Using the material below, copy every line where "BAZIE" appears.

⟨

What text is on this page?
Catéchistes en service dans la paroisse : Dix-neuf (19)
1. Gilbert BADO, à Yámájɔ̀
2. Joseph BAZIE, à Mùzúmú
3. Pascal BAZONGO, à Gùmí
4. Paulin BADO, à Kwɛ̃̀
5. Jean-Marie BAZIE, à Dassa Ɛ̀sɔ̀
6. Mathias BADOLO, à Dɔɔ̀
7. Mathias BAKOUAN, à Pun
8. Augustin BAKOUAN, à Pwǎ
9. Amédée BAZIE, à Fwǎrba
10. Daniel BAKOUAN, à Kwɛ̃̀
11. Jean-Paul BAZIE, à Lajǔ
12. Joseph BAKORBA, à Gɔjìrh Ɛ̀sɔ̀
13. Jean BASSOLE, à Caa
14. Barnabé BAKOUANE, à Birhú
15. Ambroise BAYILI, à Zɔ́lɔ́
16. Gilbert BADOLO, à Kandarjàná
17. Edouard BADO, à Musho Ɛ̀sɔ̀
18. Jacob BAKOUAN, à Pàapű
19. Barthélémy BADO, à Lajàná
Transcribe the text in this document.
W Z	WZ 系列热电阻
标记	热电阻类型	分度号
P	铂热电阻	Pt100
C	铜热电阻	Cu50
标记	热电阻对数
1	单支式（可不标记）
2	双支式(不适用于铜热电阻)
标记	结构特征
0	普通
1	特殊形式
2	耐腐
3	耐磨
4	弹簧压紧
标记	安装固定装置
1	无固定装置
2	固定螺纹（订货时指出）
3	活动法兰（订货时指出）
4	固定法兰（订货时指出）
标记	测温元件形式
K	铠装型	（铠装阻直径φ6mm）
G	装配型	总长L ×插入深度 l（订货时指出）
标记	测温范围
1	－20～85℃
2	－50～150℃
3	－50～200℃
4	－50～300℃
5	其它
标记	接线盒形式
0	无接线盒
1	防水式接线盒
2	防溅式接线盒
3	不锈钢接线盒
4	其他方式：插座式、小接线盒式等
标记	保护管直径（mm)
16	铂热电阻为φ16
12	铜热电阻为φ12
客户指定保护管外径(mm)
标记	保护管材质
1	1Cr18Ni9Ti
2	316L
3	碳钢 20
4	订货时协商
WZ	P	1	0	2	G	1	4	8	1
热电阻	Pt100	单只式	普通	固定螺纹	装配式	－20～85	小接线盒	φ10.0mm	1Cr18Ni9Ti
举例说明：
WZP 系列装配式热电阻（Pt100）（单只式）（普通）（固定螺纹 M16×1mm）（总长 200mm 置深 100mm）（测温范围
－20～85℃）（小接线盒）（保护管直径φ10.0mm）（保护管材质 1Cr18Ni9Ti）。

⟩

Written answer:
2. Joseph BAZIE, à Mùzúmú
5. Jean-Marie BAZIE, à Dassa Ɛ̀sɔ̀
9. Amédée BAZIE, à Fwǎrba
11. Jean-Paul BAZIE, à Lajǔ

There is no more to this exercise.